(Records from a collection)
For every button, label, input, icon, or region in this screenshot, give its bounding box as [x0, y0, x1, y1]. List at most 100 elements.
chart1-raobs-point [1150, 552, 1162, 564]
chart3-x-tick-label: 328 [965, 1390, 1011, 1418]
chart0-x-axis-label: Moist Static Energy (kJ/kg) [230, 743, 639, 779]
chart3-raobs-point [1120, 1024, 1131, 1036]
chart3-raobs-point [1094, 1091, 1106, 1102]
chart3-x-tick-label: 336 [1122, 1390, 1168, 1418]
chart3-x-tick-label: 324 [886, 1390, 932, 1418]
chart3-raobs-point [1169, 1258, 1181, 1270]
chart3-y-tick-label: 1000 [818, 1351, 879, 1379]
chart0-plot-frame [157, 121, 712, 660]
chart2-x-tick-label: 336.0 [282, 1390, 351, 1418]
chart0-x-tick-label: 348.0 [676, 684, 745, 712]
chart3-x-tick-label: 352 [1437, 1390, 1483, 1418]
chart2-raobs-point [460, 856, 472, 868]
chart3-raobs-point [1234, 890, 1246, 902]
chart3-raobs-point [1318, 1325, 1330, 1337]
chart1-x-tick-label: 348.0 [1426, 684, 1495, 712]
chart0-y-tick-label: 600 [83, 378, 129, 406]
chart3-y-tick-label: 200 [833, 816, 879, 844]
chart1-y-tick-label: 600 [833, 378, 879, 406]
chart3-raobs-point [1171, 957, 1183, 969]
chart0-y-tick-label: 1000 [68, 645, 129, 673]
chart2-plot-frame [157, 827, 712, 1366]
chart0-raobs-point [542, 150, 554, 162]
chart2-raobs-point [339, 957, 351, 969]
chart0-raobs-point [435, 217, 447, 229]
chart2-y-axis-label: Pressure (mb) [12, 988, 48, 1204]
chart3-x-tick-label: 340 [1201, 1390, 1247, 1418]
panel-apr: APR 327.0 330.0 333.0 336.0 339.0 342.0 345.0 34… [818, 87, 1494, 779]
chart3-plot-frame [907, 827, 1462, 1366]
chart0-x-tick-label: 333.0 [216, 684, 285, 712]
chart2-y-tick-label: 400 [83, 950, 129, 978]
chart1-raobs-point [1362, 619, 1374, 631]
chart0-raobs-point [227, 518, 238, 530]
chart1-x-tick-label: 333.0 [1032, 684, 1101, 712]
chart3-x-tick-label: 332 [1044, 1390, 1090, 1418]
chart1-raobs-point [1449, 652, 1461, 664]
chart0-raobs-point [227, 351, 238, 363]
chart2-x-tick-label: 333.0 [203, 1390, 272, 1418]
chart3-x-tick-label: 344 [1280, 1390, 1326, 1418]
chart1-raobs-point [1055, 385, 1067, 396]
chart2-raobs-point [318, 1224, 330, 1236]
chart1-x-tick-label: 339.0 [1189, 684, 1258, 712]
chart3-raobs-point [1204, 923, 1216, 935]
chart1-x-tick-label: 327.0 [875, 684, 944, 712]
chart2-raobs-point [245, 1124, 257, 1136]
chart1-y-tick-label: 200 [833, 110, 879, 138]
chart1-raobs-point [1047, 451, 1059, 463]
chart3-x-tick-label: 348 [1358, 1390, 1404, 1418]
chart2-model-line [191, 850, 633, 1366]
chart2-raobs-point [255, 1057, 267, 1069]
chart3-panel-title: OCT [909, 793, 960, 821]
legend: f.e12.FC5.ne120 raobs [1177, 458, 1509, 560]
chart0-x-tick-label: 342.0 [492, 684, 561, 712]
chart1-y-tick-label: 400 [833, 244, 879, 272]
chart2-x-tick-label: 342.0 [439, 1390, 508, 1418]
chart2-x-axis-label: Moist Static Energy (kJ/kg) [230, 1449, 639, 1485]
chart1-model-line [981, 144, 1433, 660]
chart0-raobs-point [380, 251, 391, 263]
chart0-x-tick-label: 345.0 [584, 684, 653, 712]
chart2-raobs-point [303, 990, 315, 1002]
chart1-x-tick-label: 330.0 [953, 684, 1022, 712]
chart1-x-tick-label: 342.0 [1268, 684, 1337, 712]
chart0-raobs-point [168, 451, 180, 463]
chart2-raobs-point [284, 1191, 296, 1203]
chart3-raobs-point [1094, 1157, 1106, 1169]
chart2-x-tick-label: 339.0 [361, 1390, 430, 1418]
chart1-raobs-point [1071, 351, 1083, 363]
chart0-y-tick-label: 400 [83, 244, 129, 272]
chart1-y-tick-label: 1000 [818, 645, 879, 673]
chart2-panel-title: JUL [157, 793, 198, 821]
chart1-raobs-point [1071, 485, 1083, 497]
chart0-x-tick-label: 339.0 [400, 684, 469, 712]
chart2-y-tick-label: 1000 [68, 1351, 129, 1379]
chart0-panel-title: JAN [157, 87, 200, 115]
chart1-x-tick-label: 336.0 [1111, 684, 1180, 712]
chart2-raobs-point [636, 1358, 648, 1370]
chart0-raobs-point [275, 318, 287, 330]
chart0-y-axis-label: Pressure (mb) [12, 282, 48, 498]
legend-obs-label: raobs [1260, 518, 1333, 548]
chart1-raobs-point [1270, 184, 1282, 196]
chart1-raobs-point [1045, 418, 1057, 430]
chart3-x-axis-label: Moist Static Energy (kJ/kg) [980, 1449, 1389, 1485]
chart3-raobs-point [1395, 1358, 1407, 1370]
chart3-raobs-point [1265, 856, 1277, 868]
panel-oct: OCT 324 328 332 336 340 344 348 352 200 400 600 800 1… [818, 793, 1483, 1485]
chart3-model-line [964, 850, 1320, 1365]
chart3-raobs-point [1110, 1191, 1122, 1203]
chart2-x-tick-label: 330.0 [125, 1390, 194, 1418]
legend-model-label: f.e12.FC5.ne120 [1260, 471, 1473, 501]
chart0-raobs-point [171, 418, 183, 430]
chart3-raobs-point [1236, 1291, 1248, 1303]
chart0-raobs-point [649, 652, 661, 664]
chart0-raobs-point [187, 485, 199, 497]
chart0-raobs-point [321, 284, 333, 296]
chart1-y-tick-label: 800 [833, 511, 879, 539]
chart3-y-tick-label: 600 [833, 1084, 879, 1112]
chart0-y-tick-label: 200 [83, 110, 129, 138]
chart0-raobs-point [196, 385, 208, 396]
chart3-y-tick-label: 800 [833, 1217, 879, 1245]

• **WRITTEN TASK**
Reproduce every line of the listing above word for word, with no changes.

• **RESPONSE BELOW**
For every button, label, input, icon, or region in this screenshot, give its bounding box as [x0, y0, x1, y1]. List at most 100 elements.
chart1-raobs-point [1150, 552, 1162, 564]
chart3-x-tick-label: 328 [965, 1390, 1011, 1418]
chart0-x-axis-label: Moist Static Energy (kJ/kg) [230, 743, 639, 779]
chart3-raobs-point [1120, 1024, 1131, 1036]
chart3-raobs-point [1094, 1091, 1106, 1102]
chart3-x-tick-label: 336 [1122, 1390, 1168, 1418]
chart3-x-tick-label: 324 [886, 1390, 932, 1418]
chart3-raobs-point [1169, 1258, 1181, 1270]
chart3-y-tick-label: 1000 [818, 1351, 879, 1379]
chart0-plot-frame [157, 121, 712, 660]
chart2-x-tick-label: 336.0 [282, 1390, 351, 1418]
chart0-x-tick-label: 348.0 [676, 684, 745, 712]
chart3-x-tick-label: 352 [1437, 1390, 1483, 1418]
chart2-raobs-point [460, 856, 472, 868]
chart3-raobs-point [1234, 890, 1246, 902]
chart3-raobs-point [1318, 1325, 1330, 1337]
chart1-x-tick-label: 348.0 [1426, 684, 1495, 712]
chart0-y-tick-label: 600 [83, 378, 129, 406]
chart3-y-tick-label: 200 [833, 816, 879, 844]
chart1-y-tick-label: 600 [833, 378, 879, 406]
chart3-raobs-point [1171, 957, 1183, 969]
chart0-y-tick-label: 1000 [68, 645, 129, 673]
chart2-plot-frame [157, 827, 712, 1366]
chart0-raobs-point [542, 150, 554, 162]
chart2-raobs-point [339, 957, 351, 969]
chart0-raobs-point [435, 217, 447, 229]
chart2-y-axis-label: Pressure (mb) [12, 988, 48, 1204]
chart3-x-tick-label: 340 [1201, 1390, 1247, 1418]
panel-apr: APR 327.0 330.0 333.0 336.0 339.0 342.0 345.0 34… [818, 87, 1494, 779]
chart3-plot-frame [907, 827, 1462, 1366]
chart0-x-tick-label: 333.0 [216, 684, 285, 712]
chart2-y-tick-label: 400 [83, 950, 129, 978]
chart1-raobs-point [1362, 619, 1374, 631]
chart0-raobs-point [227, 518, 238, 530]
chart1-x-tick-label: 333.0 [1032, 684, 1101, 712]
chart3-x-tick-label: 332 [1044, 1390, 1090, 1418]
chart1-raobs-point [1449, 652, 1461, 664]
chart0-raobs-point [227, 351, 238, 363]
chart2-x-tick-label: 333.0 [203, 1390, 272, 1418]
chart3-x-tick-label: 344 [1280, 1390, 1326, 1418]
chart1-raobs-point [1055, 385, 1067, 396]
chart2-raobs-point [318, 1224, 330, 1236]
chart1-x-tick-label: 339.0 [1189, 684, 1258, 712]
chart3-raobs-point [1204, 923, 1216, 935]
chart1-x-tick-label: 327.0 [875, 684, 944, 712]
chart2-raobs-point [245, 1124, 257, 1136]
chart1-y-tick-label: 200 [833, 110, 879, 138]
chart1-raobs-point [1047, 451, 1059, 463]
chart3-x-tick-label: 348 [1358, 1390, 1404, 1418]
chart2-model-line [191, 850, 633, 1366]
chart2-raobs-point [255, 1057, 267, 1069]
chart3-panel-title: OCT [909, 793, 960, 821]
legend: f.e12.FC5.ne120 raobs [1177, 458, 1509, 560]
chart0-x-tick-label: 342.0 [492, 684, 561, 712]
chart1-y-tick-label: 400 [833, 244, 879, 272]
chart2-x-tick-label: 342.0 [439, 1390, 508, 1418]
chart2-x-axis-label: Moist Static Energy (kJ/kg) [230, 1449, 639, 1485]
chart1-model-line [981, 144, 1433, 660]
chart0-raobs-point [380, 251, 391, 263]
chart0-x-tick-label: 345.0 [584, 684, 653, 712]
chart2-raobs-point [303, 990, 315, 1002]
chart1-x-tick-label: 330.0 [953, 684, 1022, 712]
chart1-x-tick-label: 342.0 [1268, 684, 1337, 712]
chart0-raobs-point [168, 451, 180, 463]
chart2-raobs-point [284, 1191, 296, 1203]
chart3-raobs-point [1094, 1157, 1106, 1169]
chart2-x-tick-label: 339.0 [361, 1390, 430, 1418]
chart1-raobs-point [1071, 351, 1083, 363]
chart0-y-tick-label: 400 [83, 244, 129, 272]
chart1-y-tick-label: 1000 [818, 645, 879, 673]
chart2-panel-title: JUL [157, 793, 198, 821]
chart1-raobs-point [1071, 485, 1083, 497]
chart0-x-tick-label: 339.0 [400, 684, 469, 712]
chart2-y-tick-label: 1000 [68, 1351, 129, 1379]
chart0-panel-title: JAN [157, 87, 200, 115]
chart1-x-tick-label: 336.0 [1111, 684, 1180, 712]
chart2-raobs-point [636, 1358, 648, 1370]
chart0-raobs-point [275, 318, 287, 330]
chart0-y-axis-label: Pressure (mb) [12, 282, 48, 498]
legend-obs-label: raobs [1260, 518, 1333, 548]
chart1-raobs-point [1270, 184, 1282, 196]
chart1-raobs-point [1045, 418, 1057, 430]
chart3-x-axis-label: Moist Static Energy (kJ/kg) [980, 1449, 1389, 1485]
chart3-raobs-point [1395, 1358, 1407, 1370]
chart3-raobs-point [1265, 856, 1277, 868]
panel-oct: OCT 324 328 332 336 340 344 348 352 200 400 600 800 1… [818, 793, 1483, 1485]
chart3-model-line [964, 850, 1320, 1365]
chart3-raobs-point [1110, 1191, 1122, 1203]
chart2-x-tick-label: 330.0 [125, 1390, 194, 1418]
legend-model-label: f.e12.FC5.ne120 [1260, 471, 1473, 501]
chart0-raobs-point [171, 418, 183, 430]
chart3-raobs-point [1236, 1291, 1248, 1303]
chart0-raobs-point [649, 652, 661, 664]
chart0-raobs-point [187, 485, 199, 497]
chart0-raobs-point [321, 284, 333, 296]
chart1-y-tick-label: 800 [833, 511, 879, 539]
chart3-y-tick-label: 600 [833, 1084, 879, 1112]
chart0-y-tick-label: 200 [83, 110, 129, 138]
chart0-raobs-point [196, 385, 208, 396]
chart3-y-tick-label: 800 [833, 1217, 879, 1245]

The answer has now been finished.